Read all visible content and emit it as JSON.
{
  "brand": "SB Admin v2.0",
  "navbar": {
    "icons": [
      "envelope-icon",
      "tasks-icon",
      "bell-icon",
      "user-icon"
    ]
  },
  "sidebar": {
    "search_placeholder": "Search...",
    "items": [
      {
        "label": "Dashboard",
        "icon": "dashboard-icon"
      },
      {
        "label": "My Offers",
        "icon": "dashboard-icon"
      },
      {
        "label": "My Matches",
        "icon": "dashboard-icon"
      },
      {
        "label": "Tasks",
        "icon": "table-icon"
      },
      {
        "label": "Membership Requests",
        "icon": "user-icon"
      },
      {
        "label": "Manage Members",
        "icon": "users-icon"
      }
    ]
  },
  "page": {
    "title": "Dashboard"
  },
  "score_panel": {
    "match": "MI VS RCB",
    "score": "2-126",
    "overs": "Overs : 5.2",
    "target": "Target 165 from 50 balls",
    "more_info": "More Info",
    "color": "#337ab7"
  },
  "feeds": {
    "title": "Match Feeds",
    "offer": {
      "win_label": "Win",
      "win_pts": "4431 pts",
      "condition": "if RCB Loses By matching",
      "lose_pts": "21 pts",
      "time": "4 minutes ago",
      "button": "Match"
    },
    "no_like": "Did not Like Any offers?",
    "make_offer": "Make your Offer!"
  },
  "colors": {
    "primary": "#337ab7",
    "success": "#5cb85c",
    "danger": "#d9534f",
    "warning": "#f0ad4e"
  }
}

^^^^^^^^

→ **INSTRUCTION**
From the data above, extract every line in its exact form.

→ **ANSWER TO THIS PROBLEM**
Read all visible content and emit it as JSON.
{
  "brand": "SB Admin v2.0",
  "navbar": {
    "icons": [
      "envelope-icon",
      "tasks-icon",
      "bell-icon",
      "user-icon"
    ]
  },
  "sidebar": {
    "search_placeholder": "Search...",
    "items": [
      {
        "label": "Dashboard",
        "icon": "dashboard-icon"
      },
      {
        "label": "My Offers",
        "icon": "dashboard-icon"
      },
      {
        "label": "My Matches",
        "icon": "dashboard-icon"
      },
      {
        "label": "Tasks",
        "icon": "table-icon"
      },
      {
        "label": "Membership Requests",
        "icon": "user-icon"
      },
      {
        "label": "Manage Members",
        "icon": "users-icon"
      }
    ]
  },
  "page": {
    "title": "Dashboard"
  },
  "score_panel": {
    "match": "MI VS RCB",
    "score": "2-126",
    "overs": "Overs : 5.2",
    "target": "Target 165 from 50 balls",
    "more_info": "More Info",
    "color": "#337ab7"
  },
  "feeds": {
    "title": "Match Feeds",
    "offer": {
      "win_label": "Win",
      "win_pts": "4431 pts",
      "condition": "if RCB Loses By matching",
      "lose_pts": "21 pts",
      "time": "4 minutes ago",
      "button": "Match"
    },
    "no_like": "Did not Like Any offers?",
    "make_offer": "Make your Offer!"
  },
  "colors": {
    "primary": "#337ab7",
    "success": "#5cb85c",
    "danger": "#d9534f",
    "warning": "#f0ad4e"
  }
}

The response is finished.